Copy every line of the listing that holds the string "Give".

Record list:
%%

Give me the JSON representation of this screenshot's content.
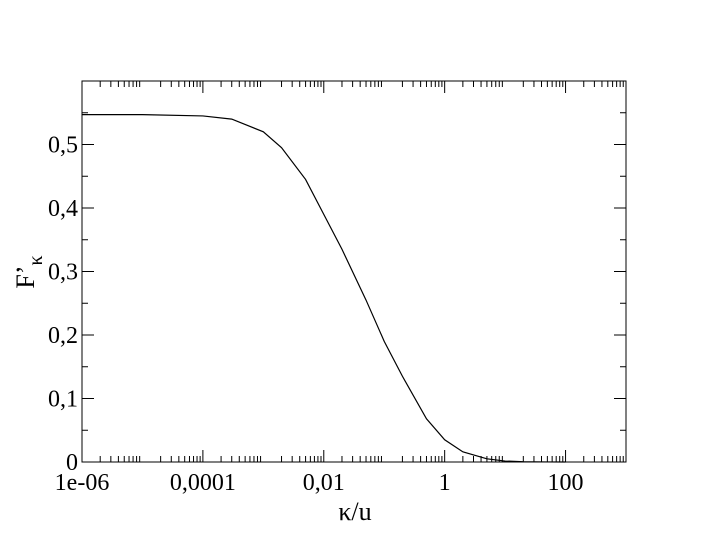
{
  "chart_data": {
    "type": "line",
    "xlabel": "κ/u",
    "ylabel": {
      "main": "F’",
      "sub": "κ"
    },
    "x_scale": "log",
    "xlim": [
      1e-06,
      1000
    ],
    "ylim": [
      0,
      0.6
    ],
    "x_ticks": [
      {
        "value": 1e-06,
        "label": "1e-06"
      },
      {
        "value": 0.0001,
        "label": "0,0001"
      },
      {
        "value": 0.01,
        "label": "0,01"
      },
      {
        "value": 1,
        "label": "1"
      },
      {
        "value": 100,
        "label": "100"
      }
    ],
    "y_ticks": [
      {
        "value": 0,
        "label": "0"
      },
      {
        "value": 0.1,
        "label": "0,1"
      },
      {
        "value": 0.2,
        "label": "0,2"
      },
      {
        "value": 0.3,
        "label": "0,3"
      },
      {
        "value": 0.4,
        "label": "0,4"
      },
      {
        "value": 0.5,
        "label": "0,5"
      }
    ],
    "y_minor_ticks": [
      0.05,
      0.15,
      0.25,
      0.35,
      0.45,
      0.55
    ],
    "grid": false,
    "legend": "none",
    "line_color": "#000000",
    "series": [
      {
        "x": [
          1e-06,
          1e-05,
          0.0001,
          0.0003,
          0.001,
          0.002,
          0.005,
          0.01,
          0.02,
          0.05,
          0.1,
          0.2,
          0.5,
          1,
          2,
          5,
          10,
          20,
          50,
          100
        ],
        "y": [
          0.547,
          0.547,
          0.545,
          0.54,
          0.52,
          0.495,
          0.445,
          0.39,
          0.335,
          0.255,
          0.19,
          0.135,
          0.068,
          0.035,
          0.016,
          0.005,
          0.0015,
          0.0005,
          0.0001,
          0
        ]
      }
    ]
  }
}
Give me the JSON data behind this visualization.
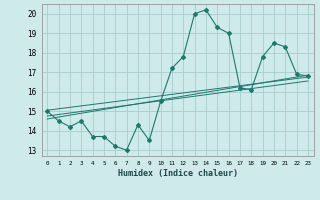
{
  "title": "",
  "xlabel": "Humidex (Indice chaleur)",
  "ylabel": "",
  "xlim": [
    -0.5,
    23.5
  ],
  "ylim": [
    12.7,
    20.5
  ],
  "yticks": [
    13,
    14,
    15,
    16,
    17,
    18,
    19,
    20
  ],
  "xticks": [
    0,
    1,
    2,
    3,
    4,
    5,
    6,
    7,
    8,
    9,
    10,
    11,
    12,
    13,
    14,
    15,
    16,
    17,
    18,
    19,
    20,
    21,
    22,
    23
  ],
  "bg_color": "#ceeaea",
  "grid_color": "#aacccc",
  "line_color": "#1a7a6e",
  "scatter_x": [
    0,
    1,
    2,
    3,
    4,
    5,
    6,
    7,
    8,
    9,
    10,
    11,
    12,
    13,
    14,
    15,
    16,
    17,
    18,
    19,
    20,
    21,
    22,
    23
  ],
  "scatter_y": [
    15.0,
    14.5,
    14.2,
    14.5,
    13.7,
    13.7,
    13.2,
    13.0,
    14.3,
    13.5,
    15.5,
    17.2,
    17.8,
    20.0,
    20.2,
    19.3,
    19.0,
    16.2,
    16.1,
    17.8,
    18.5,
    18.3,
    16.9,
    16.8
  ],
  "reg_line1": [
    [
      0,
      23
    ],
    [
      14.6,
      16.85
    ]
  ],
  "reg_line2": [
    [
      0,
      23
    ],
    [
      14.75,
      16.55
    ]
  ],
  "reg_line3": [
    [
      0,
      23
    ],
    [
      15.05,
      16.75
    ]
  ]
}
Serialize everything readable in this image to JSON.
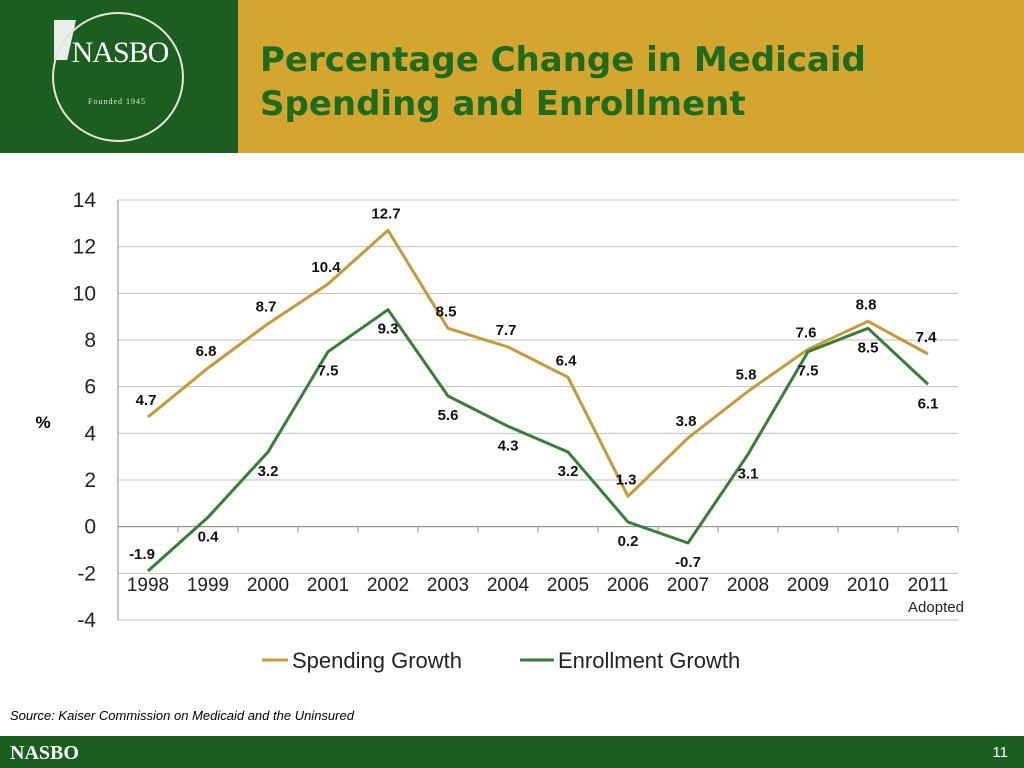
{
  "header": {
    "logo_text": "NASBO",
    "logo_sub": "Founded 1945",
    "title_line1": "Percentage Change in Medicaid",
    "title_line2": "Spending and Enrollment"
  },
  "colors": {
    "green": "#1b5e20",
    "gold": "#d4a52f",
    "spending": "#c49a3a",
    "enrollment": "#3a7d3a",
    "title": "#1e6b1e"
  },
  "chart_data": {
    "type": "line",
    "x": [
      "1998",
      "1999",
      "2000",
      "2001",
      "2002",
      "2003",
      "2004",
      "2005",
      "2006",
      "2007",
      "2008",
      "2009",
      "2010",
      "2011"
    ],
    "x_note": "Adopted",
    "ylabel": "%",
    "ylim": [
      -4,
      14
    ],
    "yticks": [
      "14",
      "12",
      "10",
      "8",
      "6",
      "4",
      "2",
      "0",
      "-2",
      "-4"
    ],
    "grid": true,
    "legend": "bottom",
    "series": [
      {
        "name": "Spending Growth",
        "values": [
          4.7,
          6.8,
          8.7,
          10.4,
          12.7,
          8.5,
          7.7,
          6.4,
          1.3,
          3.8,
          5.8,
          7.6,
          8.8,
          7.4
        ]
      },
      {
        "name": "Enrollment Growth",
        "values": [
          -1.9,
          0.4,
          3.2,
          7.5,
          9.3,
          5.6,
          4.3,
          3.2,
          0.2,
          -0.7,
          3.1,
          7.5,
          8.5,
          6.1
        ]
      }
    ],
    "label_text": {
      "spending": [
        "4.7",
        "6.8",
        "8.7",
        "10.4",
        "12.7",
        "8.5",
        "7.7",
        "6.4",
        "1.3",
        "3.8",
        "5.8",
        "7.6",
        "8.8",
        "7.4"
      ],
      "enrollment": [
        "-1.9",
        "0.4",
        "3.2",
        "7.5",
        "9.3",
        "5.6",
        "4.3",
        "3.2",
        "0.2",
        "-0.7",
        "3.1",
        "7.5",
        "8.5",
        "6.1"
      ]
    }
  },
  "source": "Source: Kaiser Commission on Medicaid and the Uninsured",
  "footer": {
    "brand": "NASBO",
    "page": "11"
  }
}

%%

Task response:
Give me the JSON representation of this screenshot's content.
Give me the JSON data behind this visualization.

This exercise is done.